### TASK PROMPT
Search the records for the word "thought" and report each line that has it.

Collected data entries:
• • •
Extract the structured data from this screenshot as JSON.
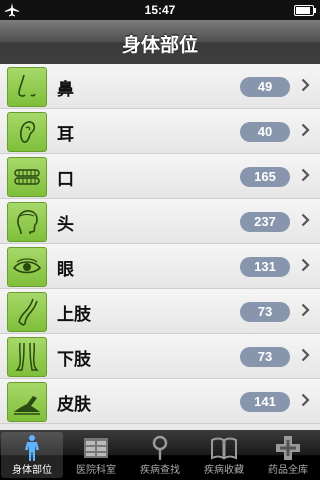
{
  "status": {
    "time": "15:47",
    "battery_level": 0.9
  },
  "nav": {
    "title": "身体部位"
  },
  "items": [
    {
      "label": "鼻",
      "count": "49",
      "icon": "nose-icon"
    },
    {
      "label": "耳",
      "count": "40",
      "icon": "ear-icon"
    },
    {
      "label": "口",
      "count": "165",
      "icon": "mouth-icon"
    },
    {
      "label": "头",
      "count": "237",
      "icon": "head-icon"
    },
    {
      "label": "眼",
      "count": "131",
      "icon": "eye-icon"
    },
    {
      "label": "上肢",
      "count": "73",
      "icon": "arm-icon"
    },
    {
      "label": "下肢",
      "count": "73",
      "icon": "legs-icon"
    },
    {
      "label": "皮肤",
      "count": "141",
      "icon": "skin-icon"
    }
  ],
  "tabs": [
    {
      "label": "身体部位",
      "icon": "body-icon",
      "selected": true
    },
    {
      "label": "医院科室",
      "icon": "hospital-departments-icon",
      "selected": false
    },
    {
      "label": "疾病查找",
      "icon": "magnifier-icon",
      "selected": false
    },
    {
      "label": "疾病收藏",
      "icon": "book-icon",
      "selected": false
    },
    {
      "label": "药品全库",
      "icon": "medicine-cross-icon",
      "selected": false
    }
  ],
  "colors": {
    "thumb_green": "#8fca4e",
    "badge": "#8796ad",
    "nav_dark": "#3f3f3f"
  }
}
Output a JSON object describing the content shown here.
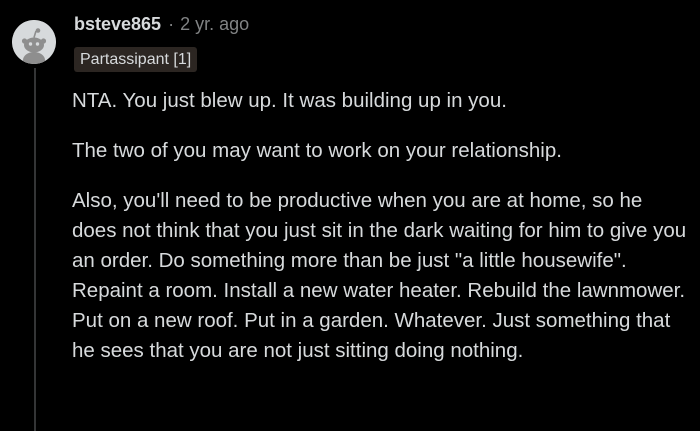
{
  "comment": {
    "author": "bsteve865",
    "separator": "·",
    "time": "2 yr. ago",
    "flair": "Partassipant [1]",
    "avatar_icon": "snoo-avatar-icon",
    "colors": {
      "background": "#000000",
      "text": "#d7dadc",
      "meta": "#818384",
      "flair_bg": "#2c2622",
      "thread_line": "#343536"
    },
    "paragraphs": [
      "NTA. You just blew up. It was building up in you.",
      "The two of you may want to work on your relationship.",
      "Also, you'll need to be productive when you are at home, so he does not think that you just sit in the dark waiting for him to give you an order. Do something more than be just \"a little housewife\". Repaint a room. Install a new water heater. Rebuild the lawnmower. Put on a new roof. Put in a garden. Whatever. Just something that he sees that you are not just sitting doing nothing."
    ]
  }
}
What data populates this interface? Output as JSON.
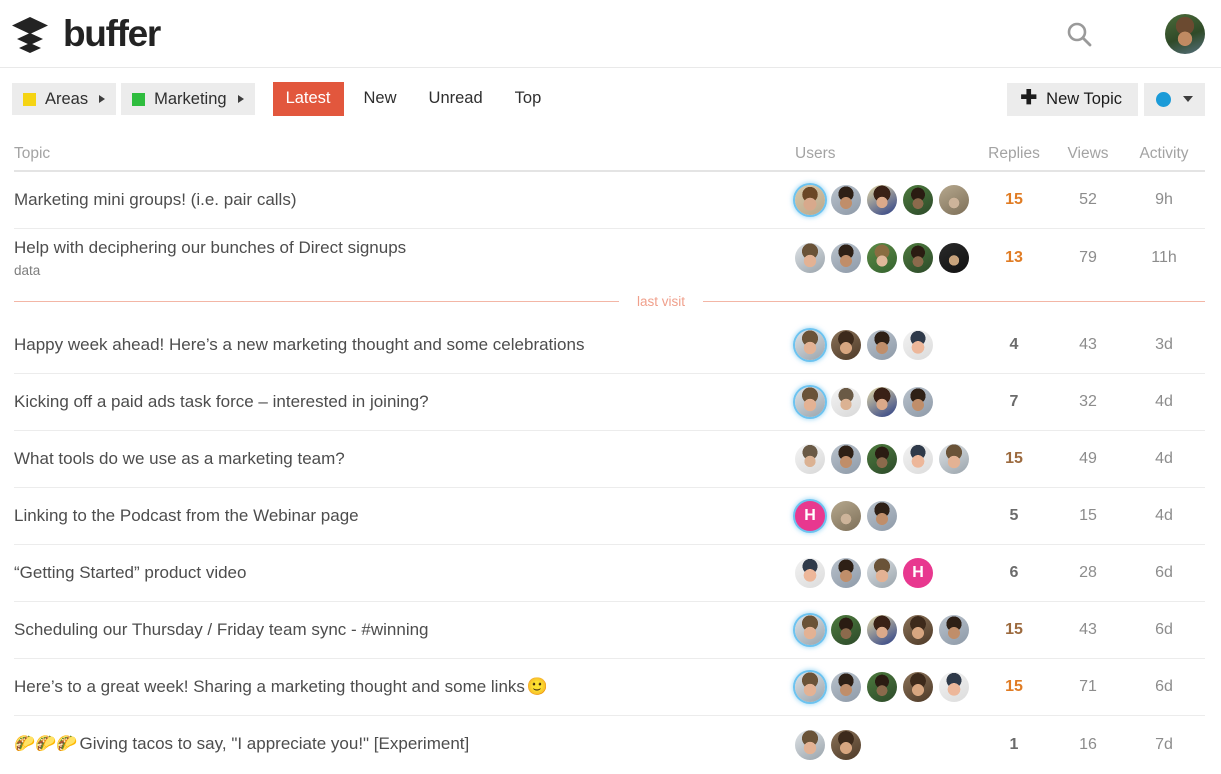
{
  "header": {
    "brand_name": "buffer",
    "logo_icon": "layers-stack-icon",
    "search_icon": "search-icon",
    "menu_icon": "hamburger-menu-icon",
    "avatar_icon": "user-avatar"
  },
  "nav": {
    "breadcrumbs": [
      {
        "label": "Areas",
        "color": "#f5d413",
        "caret": "chevron-right-icon"
      },
      {
        "label": "Marketing",
        "color": "#2fbd3e",
        "caret": "chevron-right-icon"
      }
    ],
    "tabs": [
      {
        "label": "Latest",
        "active": true
      },
      {
        "label": "New",
        "active": false
      },
      {
        "label": "Unread",
        "active": false
      },
      {
        "label": "Top",
        "active": false
      }
    ],
    "active_tab_color": "#e2573d",
    "new_topic_label": "New Topic",
    "new_topic_icon": "plus-icon",
    "category_dot_color": "#1b9bd8",
    "category_caret": "chevron-down-icon"
  },
  "table": {
    "columns": {
      "topic": "Topic",
      "users": "Users",
      "replies": "Replies",
      "views": "Views",
      "activity": "Activity"
    },
    "last_visit_label": "last visit",
    "last_visit_after_row": 1,
    "rows": [
      {
        "title": "Marketing mini groups! (i.e. pair calls)",
        "tag": "",
        "emoji_prefix": "",
        "emoji_suffix": "",
        "avatars": [
          {
            "type": "photo",
            "style": "a1",
            "ring": true
          },
          {
            "type": "photo",
            "style": "a2",
            "ring": false
          },
          {
            "type": "photo",
            "style": "a3",
            "ring": false
          },
          {
            "type": "photo",
            "style": "a4",
            "ring": false
          },
          {
            "type": "photo",
            "style": "a5",
            "ring": false
          }
        ],
        "replies": "15",
        "replies_heat": "hot2",
        "views": "52",
        "activity": "9h"
      },
      {
        "title": "Help with deciphering our bunches of Direct signups",
        "tag": "data",
        "emoji_prefix": "",
        "emoji_suffix": "",
        "avatars": [
          {
            "type": "photo",
            "style": "a6",
            "ring": false
          },
          {
            "type": "photo",
            "style": "a2",
            "ring": false
          },
          {
            "type": "photo",
            "style": "a7",
            "ring": false
          },
          {
            "type": "photo",
            "style": "a4",
            "ring": false
          },
          {
            "type": "photo",
            "style": "a8",
            "ring": false
          }
        ],
        "replies": "13",
        "replies_heat": "hot2",
        "views": "79",
        "activity": "11h"
      },
      {
        "title": "Happy week ahead! Here’s a new marketing thought and some celebrations",
        "tag": "",
        "emoji_prefix": "",
        "emoji_suffix": "",
        "avatars": [
          {
            "type": "photo",
            "style": "a6",
            "ring": true
          },
          {
            "type": "photo",
            "style": "a9",
            "ring": false
          },
          {
            "type": "photo",
            "style": "a2",
            "ring": false
          },
          {
            "type": "photo",
            "style": "a10",
            "ring": false
          }
        ],
        "replies": "4",
        "replies_heat": "",
        "views": "43",
        "activity": "3d"
      },
      {
        "title": "Kicking off a paid ads task force – interested in joining?",
        "tag": "",
        "emoji_prefix": "",
        "emoji_suffix": "",
        "avatars": [
          {
            "type": "photo",
            "style": "a6",
            "ring": true
          },
          {
            "type": "photo",
            "style": "a11",
            "ring": false
          },
          {
            "type": "photo",
            "style": "a3",
            "ring": false
          },
          {
            "type": "photo",
            "style": "a2",
            "ring": false
          }
        ],
        "replies": "7",
        "replies_heat": "",
        "views": "32",
        "activity": "4d"
      },
      {
        "title": "What tools do we use as a marketing team?",
        "tag": "",
        "emoji_prefix": "",
        "emoji_suffix": "",
        "avatars": [
          {
            "type": "photo",
            "style": "a11",
            "ring": false
          },
          {
            "type": "photo",
            "style": "a2",
            "ring": false
          },
          {
            "type": "photo",
            "style": "a4",
            "ring": false
          },
          {
            "type": "photo",
            "style": "a10",
            "ring": false
          },
          {
            "type": "photo",
            "style": "a6",
            "ring": false
          }
        ],
        "replies": "15",
        "replies_heat": "hot1",
        "views": "49",
        "activity": "4d"
      },
      {
        "title": "Linking to the Podcast from the Webinar page",
        "tag": "",
        "emoji_prefix": "",
        "emoji_suffix": "",
        "avatars": [
          {
            "type": "letter",
            "letter": "H",
            "ring": true
          },
          {
            "type": "photo",
            "style": "a5",
            "ring": false
          },
          {
            "type": "photo",
            "style": "a2",
            "ring": false
          }
        ],
        "replies": "5",
        "replies_heat": "",
        "views": "15",
        "activity": "4d"
      },
      {
        "title": "“Getting Started” product video",
        "tag": "",
        "emoji_prefix": "",
        "emoji_suffix": "",
        "avatars": [
          {
            "type": "photo",
            "style": "a10",
            "ring": false
          },
          {
            "type": "photo",
            "style": "a2",
            "ring": false
          },
          {
            "type": "photo",
            "style": "a6",
            "ring": false
          },
          {
            "type": "letter",
            "letter": "H",
            "ring": false
          }
        ],
        "replies": "6",
        "replies_heat": "",
        "views": "28",
        "activity": "6d"
      },
      {
        "title": "Scheduling our Thursday / Friday team sync - #winning",
        "tag": "",
        "emoji_prefix": "",
        "emoji_suffix": "",
        "avatars": [
          {
            "type": "photo",
            "style": "a6",
            "ring": true
          },
          {
            "type": "photo",
            "style": "a4",
            "ring": false
          },
          {
            "type": "photo",
            "style": "a3",
            "ring": false
          },
          {
            "type": "photo",
            "style": "a9",
            "ring": false
          },
          {
            "type": "photo",
            "style": "a2",
            "ring": false
          }
        ],
        "replies": "15",
        "replies_heat": "hot1",
        "views": "43",
        "activity": "6d"
      },
      {
        "title": "Here’s to a great week! Sharing a marketing thought and some links",
        "tag": "",
        "emoji_prefix": "",
        "emoji_suffix": "🙂",
        "avatars": [
          {
            "type": "photo",
            "style": "a6",
            "ring": true
          },
          {
            "type": "photo",
            "style": "a2",
            "ring": false
          },
          {
            "type": "photo",
            "style": "a4",
            "ring": false
          },
          {
            "type": "photo",
            "style": "a9",
            "ring": false
          },
          {
            "type": "photo",
            "style": "a10",
            "ring": false
          }
        ],
        "replies": "15",
        "replies_heat": "hot2",
        "views": "71",
        "activity": "6d"
      },
      {
        "title": "Giving tacos to say, \"I appreciate you!\" [Experiment]",
        "tag": "",
        "emoji_prefix": "🌮🌮🌮",
        "emoji_suffix": "",
        "avatars": [
          {
            "type": "photo",
            "style": "a6",
            "ring": false
          },
          {
            "type": "photo",
            "style": "a9",
            "ring": false
          }
        ],
        "replies": "1",
        "replies_heat": "",
        "views": "16",
        "activity": "7d"
      }
    ]
  }
}
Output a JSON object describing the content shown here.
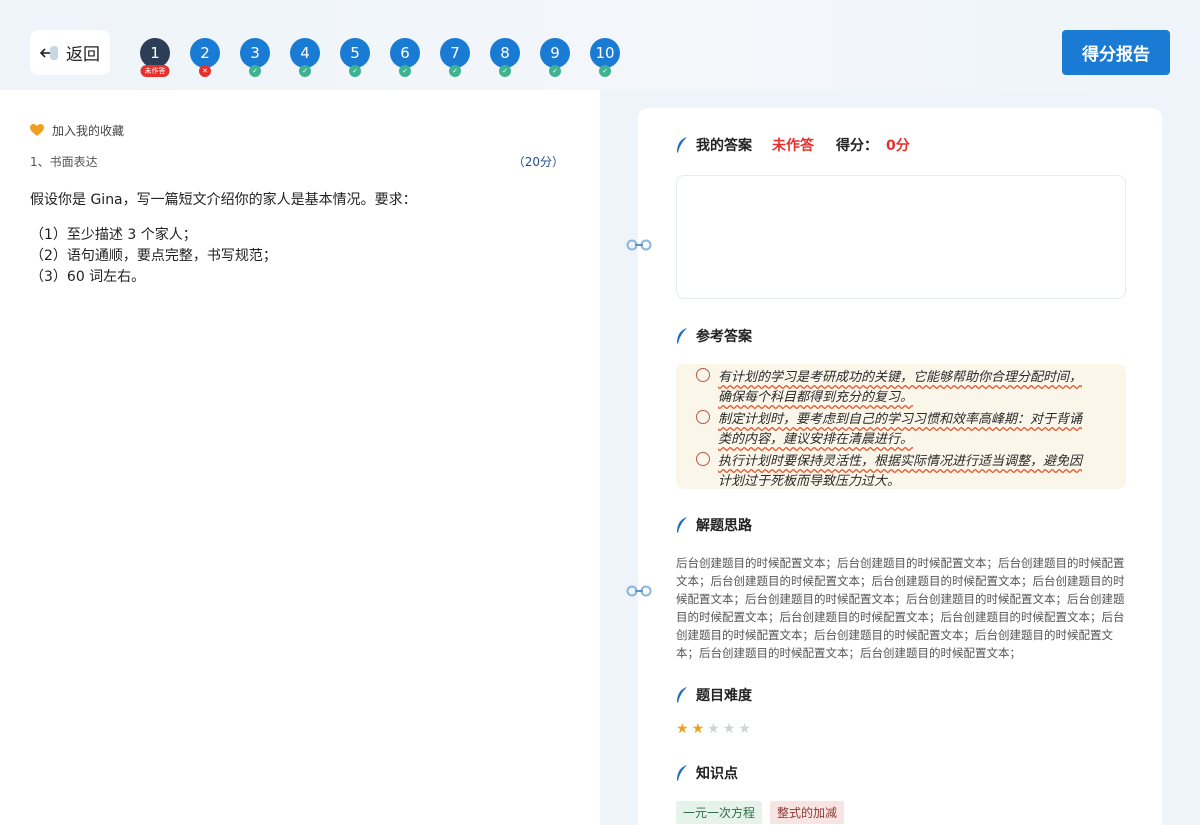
{
  "header": {
    "back_label": "返回",
    "report_label": "得分报告",
    "accent": "#1a7bd4",
    "steps": [
      {
        "num": "1",
        "state": "current",
        "badge": "未作答"
      },
      {
        "num": "2",
        "state": "wrong",
        "badge": "✕"
      },
      {
        "num": "3",
        "state": "right",
        "badge": "✓"
      },
      {
        "num": "4",
        "state": "right",
        "badge": "✓"
      },
      {
        "num": "5",
        "state": "right",
        "badge": "✓"
      },
      {
        "num": "6",
        "state": "right",
        "badge": "✓"
      },
      {
        "num": "7",
        "state": "right",
        "badge": "✓"
      },
      {
        "num": "8",
        "state": "right",
        "badge": "✓"
      },
      {
        "num": "9",
        "state": "right",
        "badge": "✓"
      },
      {
        "num": "10",
        "state": "right",
        "badge": "✓"
      }
    ]
  },
  "question": {
    "favorite_label": "加入我的收藏",
    "type_label": "1、书面表达",
    "score_label": "（20分）",
    "lead": "假设你是 Gina，写一篇短文介绍你的家人是基本情况。要求：",
    "requirements": [
      "（1）至少描述 3 个家人；",
      "（2）语句通顺，要点完整，书写规范；",
      "（3）60 词左右。"
    ]
  },
  "answer_panel": {
    "my_answer_title": "我的答案",
    "my_answer_status": "未作答",
    "score_title": "得分：",
    "score_value": "0分",
    "reference_title": "参考答案",
    "reference_lines": [
      "有计划的学习是考研成功的关键，它能够帮助你合理分配时间，",
      "确保每个科目都得到充分的复习。",
      "制定计划时，要考虑到自己的学习习惯和效率高峰期：对于背诵",
      "类的内容，建议安排在清晨进行。",
      "执行计划时要保持灵活性，根据实际情况进行适当调整，避免因",
      "计划过于死板而导致压力过大。"
    ],
    "thinking_title": "解题思路",
    "thinking_text": "后台创建题目的时候配置文本；后台创建题目的时候配置文本；后台创建题目的时候配置文本；后台创建题目的时候配置文本；后台创建题目的时候配置文本；后台创建题目的时候配置文本；后台创建题目的时候配置文本；后台创建题目的时候配置文本；后台创建题目的时候配置文本；后台创建题目的时候配置文本；后台创建题目的时候配置文本；后台创建题目的时候配置文本；后台创建题目的时候配置文本；后台创建题目的时候配置文本；后台创建题目的时候配置文本；后台创建题目的时候配置文本；",
    "difficulty_title": "题目难度",
    "difficulty_stars": 2,
    "difficulty_max": 5,
    "knowledge_title": "知识点",
    "tags": [
      "一元一次方程",
      "整式的加减"
    ]
  }
}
• • •
### SOLUTION TO THIS EXERCISE
        "title": "Happy week ahead! Here’s a new marketing thought and some celebrations",
        "title": "Here’s to a great week! Sharing a marketing thought and some links",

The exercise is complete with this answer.